**Given request:** Repeat exactly the lines from the one containing "Output the text content of this document." through the last line of the records below, both included, and nothing else.

(Stored records)
(begin)
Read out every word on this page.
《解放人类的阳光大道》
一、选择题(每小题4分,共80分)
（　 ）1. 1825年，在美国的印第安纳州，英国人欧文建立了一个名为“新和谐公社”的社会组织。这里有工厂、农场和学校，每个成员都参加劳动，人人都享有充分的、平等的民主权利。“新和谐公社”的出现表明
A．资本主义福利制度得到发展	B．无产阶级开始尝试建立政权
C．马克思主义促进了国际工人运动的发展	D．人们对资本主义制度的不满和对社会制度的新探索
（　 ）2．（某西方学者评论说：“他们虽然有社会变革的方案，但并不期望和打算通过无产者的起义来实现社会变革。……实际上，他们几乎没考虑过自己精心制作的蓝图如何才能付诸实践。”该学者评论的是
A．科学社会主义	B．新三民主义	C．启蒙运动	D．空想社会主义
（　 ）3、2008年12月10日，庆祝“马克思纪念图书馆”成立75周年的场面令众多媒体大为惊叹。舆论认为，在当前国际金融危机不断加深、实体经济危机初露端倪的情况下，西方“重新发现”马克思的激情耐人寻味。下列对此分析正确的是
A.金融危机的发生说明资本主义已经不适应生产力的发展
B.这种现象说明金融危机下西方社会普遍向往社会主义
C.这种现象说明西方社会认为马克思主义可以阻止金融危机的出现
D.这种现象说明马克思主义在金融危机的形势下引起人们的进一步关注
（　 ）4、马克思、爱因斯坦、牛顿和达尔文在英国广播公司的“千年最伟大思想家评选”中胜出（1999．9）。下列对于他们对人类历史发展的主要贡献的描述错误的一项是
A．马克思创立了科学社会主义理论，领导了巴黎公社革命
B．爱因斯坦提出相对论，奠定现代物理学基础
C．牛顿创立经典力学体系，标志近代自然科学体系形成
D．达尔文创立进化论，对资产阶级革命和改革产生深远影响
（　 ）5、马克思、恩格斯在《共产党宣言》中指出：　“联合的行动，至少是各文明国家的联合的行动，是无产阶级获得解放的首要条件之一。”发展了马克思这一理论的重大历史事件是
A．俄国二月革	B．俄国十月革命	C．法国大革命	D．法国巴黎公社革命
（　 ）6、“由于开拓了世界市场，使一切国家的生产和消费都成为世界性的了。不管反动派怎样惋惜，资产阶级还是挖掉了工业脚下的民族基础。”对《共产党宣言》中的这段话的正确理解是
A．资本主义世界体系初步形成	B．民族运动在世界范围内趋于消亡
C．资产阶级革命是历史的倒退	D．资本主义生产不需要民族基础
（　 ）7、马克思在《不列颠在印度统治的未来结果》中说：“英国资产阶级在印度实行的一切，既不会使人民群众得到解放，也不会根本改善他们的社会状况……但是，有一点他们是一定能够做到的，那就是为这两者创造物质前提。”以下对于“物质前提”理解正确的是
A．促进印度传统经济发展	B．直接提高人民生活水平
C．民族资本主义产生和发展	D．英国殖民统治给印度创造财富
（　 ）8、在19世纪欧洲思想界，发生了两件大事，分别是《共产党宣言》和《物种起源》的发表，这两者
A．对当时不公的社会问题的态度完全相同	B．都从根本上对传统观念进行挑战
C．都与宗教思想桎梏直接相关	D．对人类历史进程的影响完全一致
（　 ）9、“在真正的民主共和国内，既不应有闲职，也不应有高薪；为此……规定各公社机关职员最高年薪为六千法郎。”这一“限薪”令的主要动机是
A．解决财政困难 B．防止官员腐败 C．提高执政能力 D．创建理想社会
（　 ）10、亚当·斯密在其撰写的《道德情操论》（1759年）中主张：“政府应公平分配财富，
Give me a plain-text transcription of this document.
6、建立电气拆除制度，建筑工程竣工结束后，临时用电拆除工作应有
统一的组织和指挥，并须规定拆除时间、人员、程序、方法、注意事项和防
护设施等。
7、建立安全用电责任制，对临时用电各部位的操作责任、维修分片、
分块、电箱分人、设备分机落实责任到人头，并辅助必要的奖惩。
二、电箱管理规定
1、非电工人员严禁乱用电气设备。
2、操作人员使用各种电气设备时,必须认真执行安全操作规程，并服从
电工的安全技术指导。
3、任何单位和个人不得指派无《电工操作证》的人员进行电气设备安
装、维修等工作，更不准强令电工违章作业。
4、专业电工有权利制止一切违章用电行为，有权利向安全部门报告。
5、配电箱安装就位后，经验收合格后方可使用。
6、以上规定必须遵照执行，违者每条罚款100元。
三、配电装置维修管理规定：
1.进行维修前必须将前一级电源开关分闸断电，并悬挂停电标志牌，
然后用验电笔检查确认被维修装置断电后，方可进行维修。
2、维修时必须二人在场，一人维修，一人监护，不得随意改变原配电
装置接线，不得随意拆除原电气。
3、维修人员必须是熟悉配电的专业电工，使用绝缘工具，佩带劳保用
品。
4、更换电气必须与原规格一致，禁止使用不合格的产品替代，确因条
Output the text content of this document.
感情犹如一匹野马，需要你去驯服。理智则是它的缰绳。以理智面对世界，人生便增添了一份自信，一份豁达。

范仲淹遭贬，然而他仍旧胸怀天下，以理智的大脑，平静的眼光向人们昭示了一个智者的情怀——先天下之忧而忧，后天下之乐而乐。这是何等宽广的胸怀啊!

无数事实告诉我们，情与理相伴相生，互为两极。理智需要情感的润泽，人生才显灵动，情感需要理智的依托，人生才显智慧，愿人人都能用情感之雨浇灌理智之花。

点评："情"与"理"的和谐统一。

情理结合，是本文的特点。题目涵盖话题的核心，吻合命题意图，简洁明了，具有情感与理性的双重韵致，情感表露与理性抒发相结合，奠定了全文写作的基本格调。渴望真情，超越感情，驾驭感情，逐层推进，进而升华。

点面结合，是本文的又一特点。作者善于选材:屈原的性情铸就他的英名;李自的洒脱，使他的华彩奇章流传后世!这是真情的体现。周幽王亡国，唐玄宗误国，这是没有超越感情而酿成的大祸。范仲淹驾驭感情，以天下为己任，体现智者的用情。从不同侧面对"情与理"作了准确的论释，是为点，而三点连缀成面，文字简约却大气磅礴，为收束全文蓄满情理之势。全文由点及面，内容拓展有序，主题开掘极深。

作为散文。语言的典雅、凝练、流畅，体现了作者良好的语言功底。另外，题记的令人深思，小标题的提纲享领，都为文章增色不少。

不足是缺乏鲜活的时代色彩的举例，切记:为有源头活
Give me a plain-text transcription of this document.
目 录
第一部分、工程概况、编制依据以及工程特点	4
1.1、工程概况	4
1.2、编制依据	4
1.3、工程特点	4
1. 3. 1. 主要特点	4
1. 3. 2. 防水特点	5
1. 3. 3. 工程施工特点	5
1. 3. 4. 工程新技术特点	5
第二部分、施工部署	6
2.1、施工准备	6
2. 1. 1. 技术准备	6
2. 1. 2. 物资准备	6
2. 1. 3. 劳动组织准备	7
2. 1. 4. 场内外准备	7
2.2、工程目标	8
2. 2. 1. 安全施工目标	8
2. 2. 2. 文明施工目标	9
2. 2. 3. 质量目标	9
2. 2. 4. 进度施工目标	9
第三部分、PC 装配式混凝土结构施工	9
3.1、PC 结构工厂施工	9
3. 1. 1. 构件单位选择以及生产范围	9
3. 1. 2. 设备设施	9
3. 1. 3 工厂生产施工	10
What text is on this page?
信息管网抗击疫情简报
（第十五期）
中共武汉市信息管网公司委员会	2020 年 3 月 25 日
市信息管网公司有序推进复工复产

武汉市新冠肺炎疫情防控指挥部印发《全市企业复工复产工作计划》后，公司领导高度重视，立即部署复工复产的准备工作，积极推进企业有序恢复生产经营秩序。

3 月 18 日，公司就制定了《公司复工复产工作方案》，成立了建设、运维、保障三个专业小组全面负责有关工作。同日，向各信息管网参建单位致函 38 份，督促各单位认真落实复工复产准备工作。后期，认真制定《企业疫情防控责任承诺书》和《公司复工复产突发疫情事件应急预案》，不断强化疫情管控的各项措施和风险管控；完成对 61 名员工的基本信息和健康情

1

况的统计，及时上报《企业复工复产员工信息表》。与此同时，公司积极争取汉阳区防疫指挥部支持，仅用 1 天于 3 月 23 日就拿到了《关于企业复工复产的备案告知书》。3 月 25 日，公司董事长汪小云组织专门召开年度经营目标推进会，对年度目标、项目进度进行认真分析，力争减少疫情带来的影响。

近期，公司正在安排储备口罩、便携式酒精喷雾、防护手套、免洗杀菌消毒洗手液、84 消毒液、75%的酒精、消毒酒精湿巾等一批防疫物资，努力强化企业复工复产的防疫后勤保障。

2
(end)
**Answer to this problem:**
Output the text content of this document.
感情犹如一匹野马，需要你去驯服。理智则是它的缰绳。以理智面对世界，人生便增添了一份自信，一份豁达。

范仲淹遭贬，然而他仍旧胸怀天下，以理智的大脑，平静的眼光向人们昭示了一个智者的情怀——先天下之忧而忧，后天下之乐而乐。这是何等宽广的胸怀啊!

无数事实告诉我们，情与理相伴相生，互为两极。理智需要情感的润泽，人生才显灵动，情感需要理智的依托，人生才显智慧，愿人人都能用情感之雨浇灌理智之花。

点评："情"与"理"的和谐统一。

情理结合，是本文的特点。题目涵盖话题的核心，吻合命题意图，简洁明了，具有情感与理性的双重韵致，情感表露与理性抒发相结合，奠定了全文写作的基本格调。渴望真情，超越感情，驾驭感情，逐层推进，进而升华。

点面结合，是本文的又一特点。作者善于选材:屈原的性情铸就他的英名;李自的洒脱，使他的华彩奇章流传后世!这是真情的体现。周幽王亡国，唐玄宗误国，这是没有超越感情而酿成的大祸。范仲淹驾驭感情，以天下为己任，体现智者的用情。从不同侧面对"情与理"作了准确的论释，是为点，而三点连缀成面，文字简约却大气磅礴，为收束全文蓄满情理之势。全文由点及面，内容拓展有序，主题开掘极深。

作为散文。语言的典雅、凝练、流畅，体现了作者良好的语言功底。另外，题记的令人深思，小标题的提纲享领，都为文章增色不少。

不足是缺乏鲜活的时代色彩的举例，切记:为有源头活
Give me a plain-text transcription of this document.
目 录
第一部分、工程概况、编制依据以及工程特点	4
1.1、工程概况	4
1.2、编制依据	4
1.3、工程特点	4
1. 3. 1. 主要特点	4
1. 3. 2. 防水特点	5
1. 3. 3. 工程施工特点	5
1. 3. 4. 工程新技术特点	5
第二部分、施工部署	6
2.1、施工准备	6
2. 1. 1. 技术准备	6
2. 1. 2. 物资准备	6
2. 1. 3. 劳动组织准备	7
2. 1. 4. 场内外准备	7
2.2、工程目标	8
2. 2. 1. 安全施工目标	8
2. 2. 2. 文明施工目标	9
2. 2. 3. 质量目标	9
2. 2. 4. 进度施工目标	9
第三部分、PC 装配式混凝土结构施工	9
3.1、PC 结构工厂施工	9
3. 1. 1. 构件单位选择以及生产范围	9
3. 1. 2. 设备设施	9
3. 1. 3 工厂生产施工	10
What text is on this page?
信息管网抗击疫情简报
（第十五期）
中共武汉市信息管网公司委员会	2020 年 3 月 25 日
市信息管网公司有序推进复工复产

武汉市新冠肺炎疫情防控指挥部印发《全市企业复工复产工作计划》后，公司领导高度重视，立即部署复工复产的准备工作，积极推进企业有序恢复生产经营秩序。

3 月 18 日，公司就制定了《公司复工复产工作方案》，成立了建设、运维、保障三个专业小组全面负责有关工作。同日，向各信息管网参建单位致函 38 份，督促各单位认真落实复工复产准备工作。后期，认真制定《企业疫情防控责任承诺书》和《公司复工复产突发疫情事件应急预案》，不断强化疫情管控的各项措施和风险管控；完成对 61 名员工的基本信息和健康情

1

况的统计，及时上报《企业复工复产员工信息表》。与此同时，公司积极争取汉阳区防疫指挥部支持，仅用 1 天于 3 月 23 日就拿到了《关于企业复工复产的备案告知书》。3 月 25 日，公司董事长汪小云组织专门召开年度经营目标推进会，对年度目标、项目进度进行认真分析，力争减少疫情带来的影响。

近期，公司正在安排储备口罩、便携式酒精喷雾、防护手套、免洗杀菌消毒洗手液、84 消毒液、75%的酒精、消毒酒精湿巾等一批防疫物资，努力强化企业复工复产的防疫后勤保障。

2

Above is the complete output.